> [GIVEN EXERCISE] Find the string "Striped" in the entries and copy each line that has it.

> [DATA SUPPLIED]

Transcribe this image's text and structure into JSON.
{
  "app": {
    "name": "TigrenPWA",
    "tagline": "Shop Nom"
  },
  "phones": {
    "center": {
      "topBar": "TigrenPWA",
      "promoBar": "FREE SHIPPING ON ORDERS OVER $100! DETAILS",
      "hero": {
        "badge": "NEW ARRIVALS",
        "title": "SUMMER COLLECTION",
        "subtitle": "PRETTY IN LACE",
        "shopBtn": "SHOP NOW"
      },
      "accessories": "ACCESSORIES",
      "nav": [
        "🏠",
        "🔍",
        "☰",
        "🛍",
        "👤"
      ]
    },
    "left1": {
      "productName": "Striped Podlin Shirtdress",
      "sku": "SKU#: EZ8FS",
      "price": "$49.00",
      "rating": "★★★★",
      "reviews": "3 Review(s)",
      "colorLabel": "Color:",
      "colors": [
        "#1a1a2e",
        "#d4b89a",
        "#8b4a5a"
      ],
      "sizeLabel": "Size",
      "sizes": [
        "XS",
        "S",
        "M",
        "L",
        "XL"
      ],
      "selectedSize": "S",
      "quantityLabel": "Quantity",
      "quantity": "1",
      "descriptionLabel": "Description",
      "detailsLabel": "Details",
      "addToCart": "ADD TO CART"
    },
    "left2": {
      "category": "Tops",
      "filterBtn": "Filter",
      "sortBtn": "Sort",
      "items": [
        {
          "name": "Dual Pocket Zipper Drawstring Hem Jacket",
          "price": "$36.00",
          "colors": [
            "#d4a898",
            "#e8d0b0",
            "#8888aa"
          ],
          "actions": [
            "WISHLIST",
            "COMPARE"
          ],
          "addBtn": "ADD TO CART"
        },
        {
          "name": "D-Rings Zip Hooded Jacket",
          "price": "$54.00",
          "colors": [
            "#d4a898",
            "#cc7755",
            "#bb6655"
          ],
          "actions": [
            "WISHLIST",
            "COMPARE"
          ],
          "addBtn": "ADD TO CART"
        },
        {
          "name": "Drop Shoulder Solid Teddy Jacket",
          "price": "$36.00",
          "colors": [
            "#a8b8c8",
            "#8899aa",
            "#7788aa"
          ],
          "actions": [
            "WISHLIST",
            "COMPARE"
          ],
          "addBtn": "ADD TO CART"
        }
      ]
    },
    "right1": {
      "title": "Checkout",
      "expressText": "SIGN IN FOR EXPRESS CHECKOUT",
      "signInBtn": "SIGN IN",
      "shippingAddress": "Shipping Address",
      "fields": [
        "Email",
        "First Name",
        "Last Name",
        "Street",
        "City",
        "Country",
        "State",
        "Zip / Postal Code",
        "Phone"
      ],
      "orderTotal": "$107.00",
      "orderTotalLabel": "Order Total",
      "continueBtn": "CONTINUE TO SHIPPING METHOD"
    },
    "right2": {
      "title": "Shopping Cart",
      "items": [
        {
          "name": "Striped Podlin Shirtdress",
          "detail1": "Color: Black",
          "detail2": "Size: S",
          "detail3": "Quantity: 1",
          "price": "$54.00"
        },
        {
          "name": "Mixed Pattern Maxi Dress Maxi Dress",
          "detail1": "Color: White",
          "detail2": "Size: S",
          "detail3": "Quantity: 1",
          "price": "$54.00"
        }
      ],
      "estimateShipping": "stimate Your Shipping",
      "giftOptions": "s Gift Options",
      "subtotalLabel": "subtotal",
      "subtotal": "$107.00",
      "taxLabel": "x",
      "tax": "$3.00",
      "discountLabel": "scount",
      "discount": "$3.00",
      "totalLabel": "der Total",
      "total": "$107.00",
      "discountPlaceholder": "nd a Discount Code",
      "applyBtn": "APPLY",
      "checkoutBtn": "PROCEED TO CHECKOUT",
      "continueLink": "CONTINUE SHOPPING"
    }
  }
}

> [SOLUTION TO THE PROBLEM]
      "productName": "Striped Podlin Shirtdress",
          "name": "Striped Podlin Shirtdress",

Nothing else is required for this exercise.